___ Passage given ___

[proofplan]
The least-squares estimator $\hat{\beta} = (X^\top X)^{-1} X^\top \mathbf Y$ is a **fixed linear function** of the data vector $\mathbf Y$. Under the normal linear model $\mathbf Y \sim N_n(X\beta, \sigma^2 I_n)$, any linear function of $\mathbf Y$ is itself multivariate normal. We therefore only need to compute the mean and covariance of $\hat{\beta}$: the mean follows from $\mathbb E[\mathbf Y] = X\beta$ and the identity $(X^\top X)^{-1}(X^\top X) = I_p$, while the covariance follows from $\operatorname{Cov}(\mathbf Y) = \sigma^2 I_n$ together with the algebraic simplification $C(\sigma^2 I)C^\top = \sigma^2(X^\top X)^{-1}$ for $C = (X^\top X)^{-1}X^\top$.
[/proofplan]
[step:Express $\hat{\beta}$ as a linear function $C\mathbf Y$ of the data]
Under the normal linear model, we assume $X \in \mathbb R^{n \times p}$ has full column rank $p < n$, so that $X^\top X \in \mathbb R^{p \times p}$ is symmetric and positive definite, hence invertible. By the [normal equations](/theorems/501), the ordinary least squares estimator is
\begin{align*}
\hat{\beta} = (X^\top X)^{-1} X^\top \mathbf Y.
\end{align*}
Define the deterministic matrix
\begin{align*}
C : \mathbb R^n &\to \mathbb R^p \\
\mathbf y &\mapsto (X^\top X)^{-1} X^\top \mathbf y,
\end{align*}
so that $C \in \mathbb R^{p \times n}$ and $\hat{\beta} = C \mathbf Y$. Note two useful identities we will cite below:
\begin{align*}
CX = (X^\top X)^{-1} X^\top X = I_p, \qquad CC^\top = (X^\top X)^{-1} X^\top X (X^\top X)^{-1} = (X^\top X)^{-1}.
\end{align*}
The first uses the defining identity $A^{-1}A = I$ with $A = X^\top X$; the second uses $(X^\top X)^{-1}$ being symmetric (the inverse of a symmetric matrix is symmetric), so $((X^\top X)^{-1})^\top = (X^\top X)^{-1}$, giving $C^\top = X(X^\top X)^{-1}$.
[/step]
[step:Conclude multivariate normality of $\hat{\beta}$ from linearity]
By the model assumption $\mathbf Y \sim N_n(X\beta, \sigma^2 I_n)$. Multivariate normality is preserved under linear transformations: if $\mathbf Y \sim N_n(\mu, \Sigma)$ and $C$ is a deterministic $p \times n$ matrix, then $C\mathbf Y \sim N_p(C\mu, C\Sigma C^\top)$. This is the [behaviour of multivariate normals under linear maps](/theorems/1434) applied to the full-rank matrix $C$. Therefore $\hat{\beta} = C\mathbf Y$ is multivariate normal in $\mathbb R^p$:
\begin{align*}
\hat{\beta} \sim N_p\bigl( C(X\beta),\; C(\sigma^2 I_n) C^\top \bigr).

___ Dataset content ___

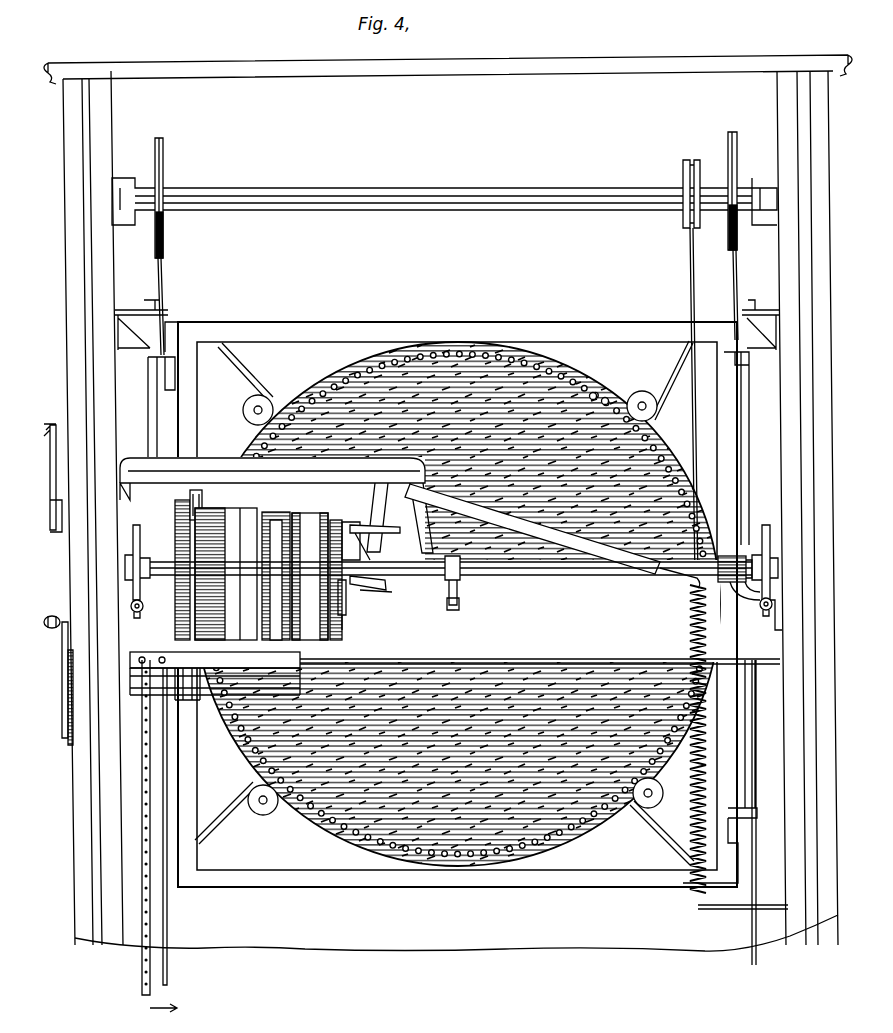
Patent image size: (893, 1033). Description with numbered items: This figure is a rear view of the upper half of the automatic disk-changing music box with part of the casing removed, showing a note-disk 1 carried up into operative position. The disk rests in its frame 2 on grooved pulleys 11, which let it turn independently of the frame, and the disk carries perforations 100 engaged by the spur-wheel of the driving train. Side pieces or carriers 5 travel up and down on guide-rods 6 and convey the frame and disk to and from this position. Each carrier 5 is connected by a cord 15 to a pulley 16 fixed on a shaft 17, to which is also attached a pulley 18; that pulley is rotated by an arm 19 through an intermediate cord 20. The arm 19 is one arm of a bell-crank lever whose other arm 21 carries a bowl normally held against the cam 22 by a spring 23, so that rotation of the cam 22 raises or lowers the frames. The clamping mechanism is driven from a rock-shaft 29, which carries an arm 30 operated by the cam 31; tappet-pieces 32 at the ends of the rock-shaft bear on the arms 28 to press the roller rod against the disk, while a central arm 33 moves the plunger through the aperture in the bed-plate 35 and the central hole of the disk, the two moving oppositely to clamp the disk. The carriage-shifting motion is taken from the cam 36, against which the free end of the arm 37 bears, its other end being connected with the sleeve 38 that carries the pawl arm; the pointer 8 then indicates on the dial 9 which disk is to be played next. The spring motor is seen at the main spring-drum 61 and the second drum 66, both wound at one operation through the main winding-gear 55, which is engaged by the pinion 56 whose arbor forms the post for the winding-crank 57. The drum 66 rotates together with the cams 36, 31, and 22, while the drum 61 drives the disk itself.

The note-disk 1 is at (310, 808).
The frame 2 is at (604, 880).
The side pieces or carriers 5 is at (749, 380).
The guide-rods 6 is at (150, 345).
The hand or pointer 8 is at (63, 738).
The dial 9 is at (70, 750).
The grooved pulleys 11 is at (243, 408).
The cord 15 is at (163, 285).
The pulley 16 is at (164, 153).
The shaft 17 is at (556, 182).
The pulley 18 is at (683, 214).
The arm 19 is at (682, 572).
The cord 20 is at (690, 262).
The arm 21 is at (392, 572).
The cam 22 is at (380, 596).
The spring 23 is at (690, 636).
The arms 28 is at (143, 606).
The rock-shaft 29 is at (560, 576).
The arm 30 is at (358, 565).
The cam 31 is at (348, 600).
The tappet-pieces 32 is at (141, 541).
The arm 33 is at (460, 590).
The plate 35 is at (750, 604).
The cam 36 is at (268, 540).
The arm 37 is at (278, 658).
The sleeve 38 is at (210, 702).
The main winding-gear 55 is at (176, 516).
The pinion 56 is at (203, 498).
The winding-crank 57 is at (53, 424).
The main spring-drum 61 is at (226, 574).
The second drum 66 is at (310, 576).
The perforations 100 is at (608, 397).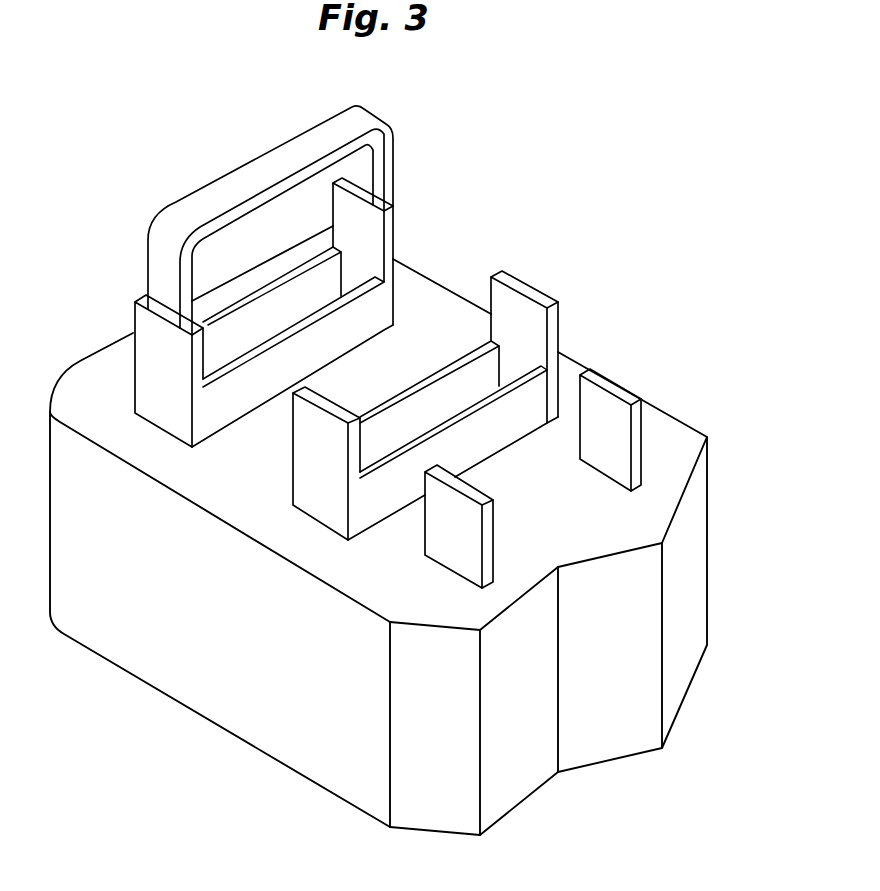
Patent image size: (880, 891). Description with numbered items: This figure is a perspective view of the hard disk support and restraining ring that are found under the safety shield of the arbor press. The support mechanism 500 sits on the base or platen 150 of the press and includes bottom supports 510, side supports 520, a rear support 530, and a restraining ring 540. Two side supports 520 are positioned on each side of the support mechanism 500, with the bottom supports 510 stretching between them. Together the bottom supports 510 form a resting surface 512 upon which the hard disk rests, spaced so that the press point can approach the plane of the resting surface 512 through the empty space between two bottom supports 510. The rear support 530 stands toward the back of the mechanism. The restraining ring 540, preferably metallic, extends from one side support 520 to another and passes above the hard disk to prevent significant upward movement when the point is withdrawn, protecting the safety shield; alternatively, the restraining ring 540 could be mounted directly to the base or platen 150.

The base or platen 150 is at (178, 676).
The support mechanism 500 is at (602, 186).
The bottom support 510 is at (374, 312).
The resting surface 512 is at (332, 305).
The side support 520 is at (380, 221).
The rear support 530 is at (618, 418).
The restraining ring 540 is at (355, 118).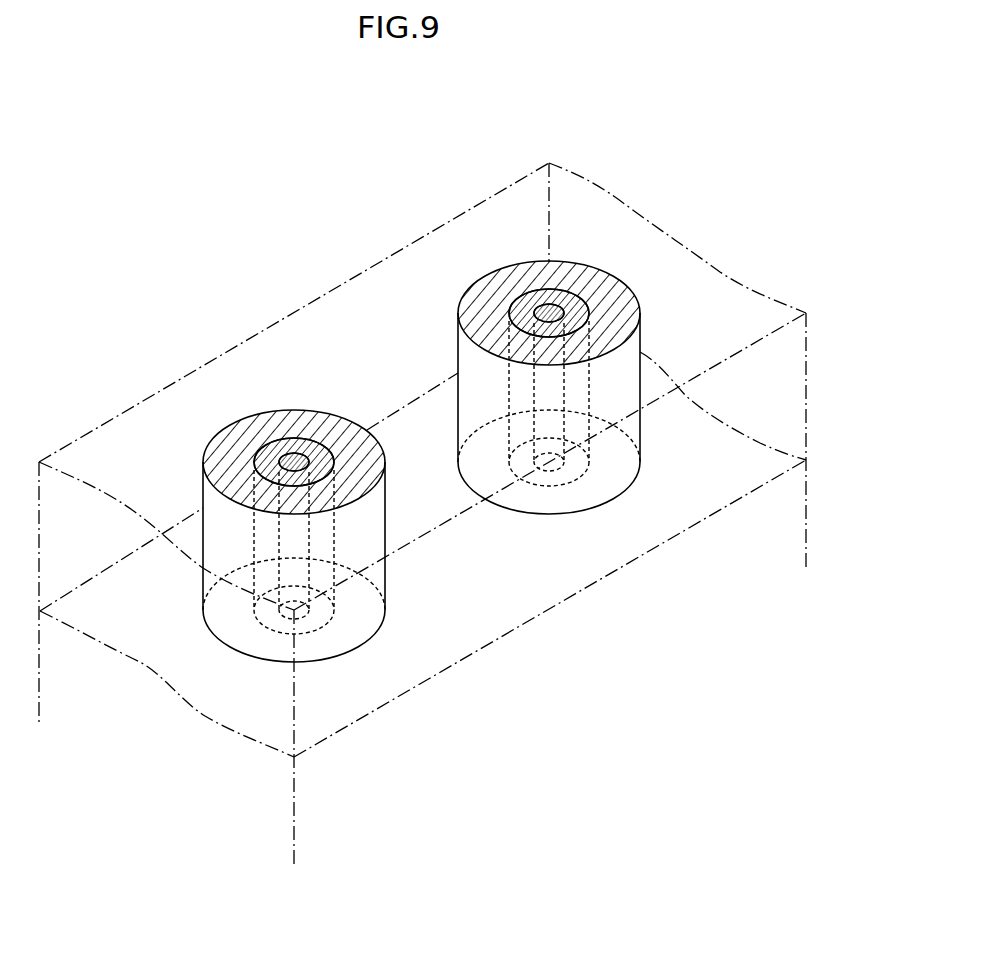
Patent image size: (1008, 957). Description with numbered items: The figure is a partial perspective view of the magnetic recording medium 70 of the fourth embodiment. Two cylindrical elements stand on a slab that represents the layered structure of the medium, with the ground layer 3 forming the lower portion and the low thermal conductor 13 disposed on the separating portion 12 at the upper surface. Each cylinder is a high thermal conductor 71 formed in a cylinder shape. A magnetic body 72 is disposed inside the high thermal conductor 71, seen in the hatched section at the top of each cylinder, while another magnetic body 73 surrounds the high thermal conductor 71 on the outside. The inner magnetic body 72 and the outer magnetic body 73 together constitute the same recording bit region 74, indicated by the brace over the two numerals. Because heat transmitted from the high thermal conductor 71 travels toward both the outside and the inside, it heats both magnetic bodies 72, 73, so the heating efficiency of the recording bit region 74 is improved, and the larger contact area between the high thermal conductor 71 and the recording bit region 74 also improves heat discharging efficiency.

The magnetic recording medium 70 is at (732, 182).
The ground layer 3 is at (793, 526).
The low thermal conductor 13 is at (793, 396).
The separating portion 12 is at (469, 386).
The high thermal conductor 71 is at (265, 458).
The magnetic body 72 is at (288, 460).
The magnetic body 73 is at (293, 425).
The recording bit region 74 is at (203, 282).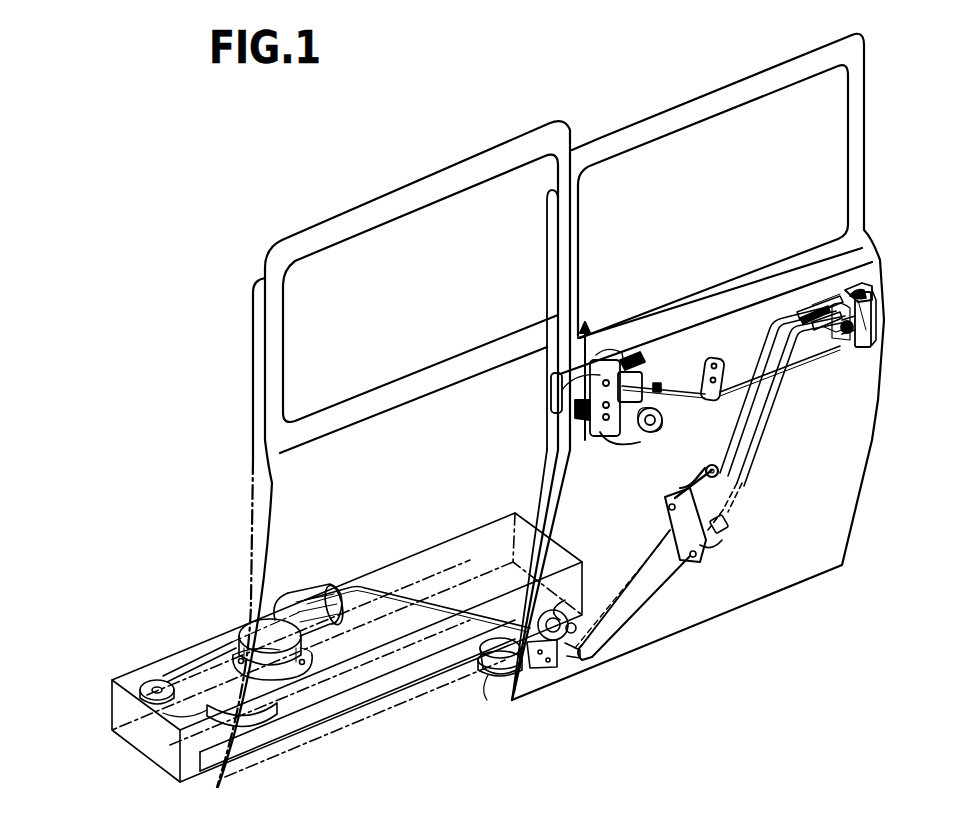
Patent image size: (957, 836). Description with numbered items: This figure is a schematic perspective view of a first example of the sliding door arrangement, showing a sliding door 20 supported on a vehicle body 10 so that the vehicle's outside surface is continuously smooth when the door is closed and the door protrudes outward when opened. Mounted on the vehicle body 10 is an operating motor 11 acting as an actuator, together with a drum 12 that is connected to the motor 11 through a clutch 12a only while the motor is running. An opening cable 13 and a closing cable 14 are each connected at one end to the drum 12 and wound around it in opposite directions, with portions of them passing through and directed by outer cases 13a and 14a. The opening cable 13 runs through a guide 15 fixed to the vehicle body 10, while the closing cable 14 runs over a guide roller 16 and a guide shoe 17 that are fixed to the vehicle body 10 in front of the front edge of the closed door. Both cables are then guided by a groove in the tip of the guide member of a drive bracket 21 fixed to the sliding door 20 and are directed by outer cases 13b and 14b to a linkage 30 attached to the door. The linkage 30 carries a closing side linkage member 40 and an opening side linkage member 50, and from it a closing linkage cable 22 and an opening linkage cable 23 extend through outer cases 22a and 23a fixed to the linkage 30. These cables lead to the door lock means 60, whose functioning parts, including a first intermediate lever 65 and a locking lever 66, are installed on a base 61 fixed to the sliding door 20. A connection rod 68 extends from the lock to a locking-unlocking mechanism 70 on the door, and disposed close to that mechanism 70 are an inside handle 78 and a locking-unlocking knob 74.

The vehicle body 10 is at (462, 533).
The operating motor 11 is at (307, 590).
The drum 12 is at (270, 625).
The clutch 12a is at (310, 667).
The opening cable 13 is at (500, 607).
The outer case 13a is at (417, 600).
The outer case 13b is at (642, 600).
The closing cable 14 is at (353, 690).
The outer case 14a is at (197, 653).
The outer case 14b is at (640, 563).
The guide 15 is at (573, 600).
The guide roller 16 is at (173, 687).
The guide shoe 17 is at (267, 702).
The sliding door 20 is at (606, 140).
The drive bracket 21 is at (500, 677).
The closing linkage cable 22 is at (827, 297).
The outer case 22a is at (740, 417).
The opening linkage cable 23 is at (730, 510).
The outer case 23a is at (753, 433).
The linkage 30 is at (723, 555).
The closing side linkage member 40 is at (680, 495).
The opening side linkage member 50 is at (720, 543).
The door lock means 60 is at (857, 362).
The base 61 is at (873, 337).
The first intermediate lever 65 is at (815, 335).
The locking lever 66 is at (855, 288).
The connection rod 68 is at (797, 362).
The locking-unlocking mechanism 70 is at (665, 368).
The locking-unlocking knob 74 is at (590, 318).
The inside handle 78 is at (555, 405).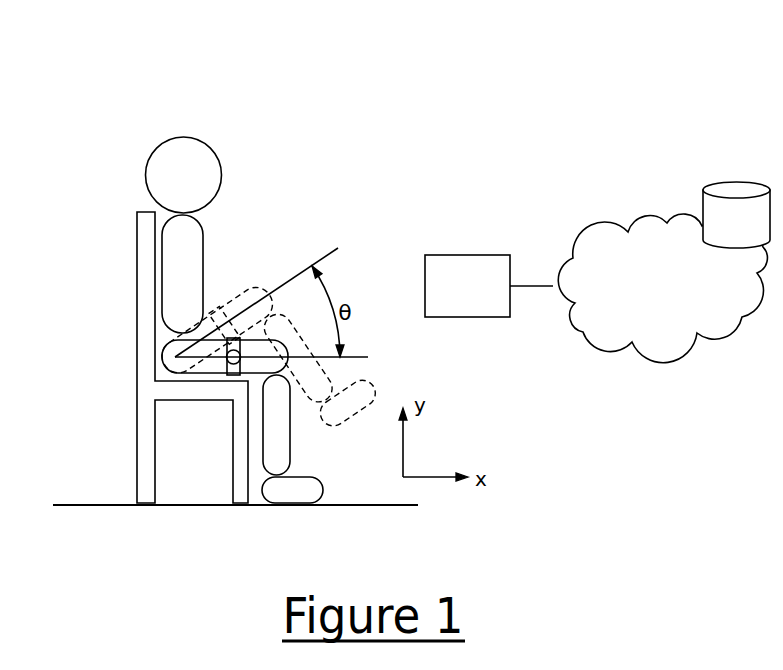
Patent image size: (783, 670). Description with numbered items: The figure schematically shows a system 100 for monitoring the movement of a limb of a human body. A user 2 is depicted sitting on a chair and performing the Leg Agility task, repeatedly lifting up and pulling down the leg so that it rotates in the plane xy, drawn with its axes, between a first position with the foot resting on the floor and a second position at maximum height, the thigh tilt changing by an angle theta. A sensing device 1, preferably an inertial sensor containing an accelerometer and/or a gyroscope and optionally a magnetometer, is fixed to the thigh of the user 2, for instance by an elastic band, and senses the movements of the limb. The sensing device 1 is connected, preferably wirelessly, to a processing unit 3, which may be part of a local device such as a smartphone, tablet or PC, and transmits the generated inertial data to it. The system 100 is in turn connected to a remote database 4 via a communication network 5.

The sensing device 1 is at (237, 376).
The user 2 is at (225, 119).
The processing unit 3 is at (467, 286).
The remote database 4 is at (736, 215).
The communication network 5 is at (662, 288).
The system 100 is at (539, 72).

___

• **Aim A**
From the proof plan of the least-squares proof, list every fact or identity it says the mean and covariance of $\hat{\beta}$ follow from.
• **Aim B**
Carry the least-squares proof on from the point where it stops.
The listing comes from a source separate from the least-squares proof.

• **Written answer A**
- $\mathbb E[\mathbf Y] = X\beta$
- $(X^\top X)^{-1}(X^\top X) = I_p$
- $\operatorname{Cov}(\mathbf Y) = \sigma^2 I_n$
- $C(\sigma^2 I)C^\top = \sigma^2(X^\top X)^{-1}$ for $C = (X^\top X)^{-1}X^\top$

• **Written answer B**
\end{align*}
It remains to compute the two parameters.
[guided]
The key observation is that $\hat{\beta}$ is a deterministic linear image of $\mathbf Y$: the matrix $C = (X^\top X)^{-1}X^\top$ depends on the design $X$, which is non-random, **not** on $\mathbf Y$. Linear combinations of jointly Gaussian variables are Gaussian, so once we know $\mathbf Y$ is jointly Gaussian and $C$ is constant, $C\mathbf Y$ is automatically Gaussian. This avoids any direct density computation.
Concretely, we invoke the [Orthogonal Transformations Preserve Multivariate Normality](/theorems/1434) in its general linear form: if $\mathbf Y \sim N_n(\mu, \Sigma)$ and $C \in \mathbb R^{p \times n}$ is a deterministic matrix, then the characteristic function of $C\mathbf Y$ evaluated at $\mathbf s \in \mathbb R^p$ is
\begin{align*}
\phi_{C\mathbf Y}(\mathbf s) = \mathbb E[e^{i\mathbf s^\top C\mathbf Y}] = \phi_{\mathbf Y}(C^\top \mathbf s) = \exp\!\left( i\mathbf s^\top(C\mu) - \tfrac{1}{2} \mathbf s^\top (C\Sigma C^\top)\mathbf s \right),
\end{align*}
which is the characteristic function of $N_p(C\mu, C\Sigma C^\top)$. Characteristic functions determine distributions uniquely, so $C\mathbf Y$ has exactly that distribution.
In our case $\mu = X\beta$ and $\Sigma = \sigma^2 I_n$, so
\begin{align*}
\hat{\beta} = C\mathbf Y \sim N_p\!\bigl( C X\beta,\; \sigma^2 CC^\top \bigr).
\end{align*}
The remaining steps compute $CX\beta$ and $CC^\top$ in closed form.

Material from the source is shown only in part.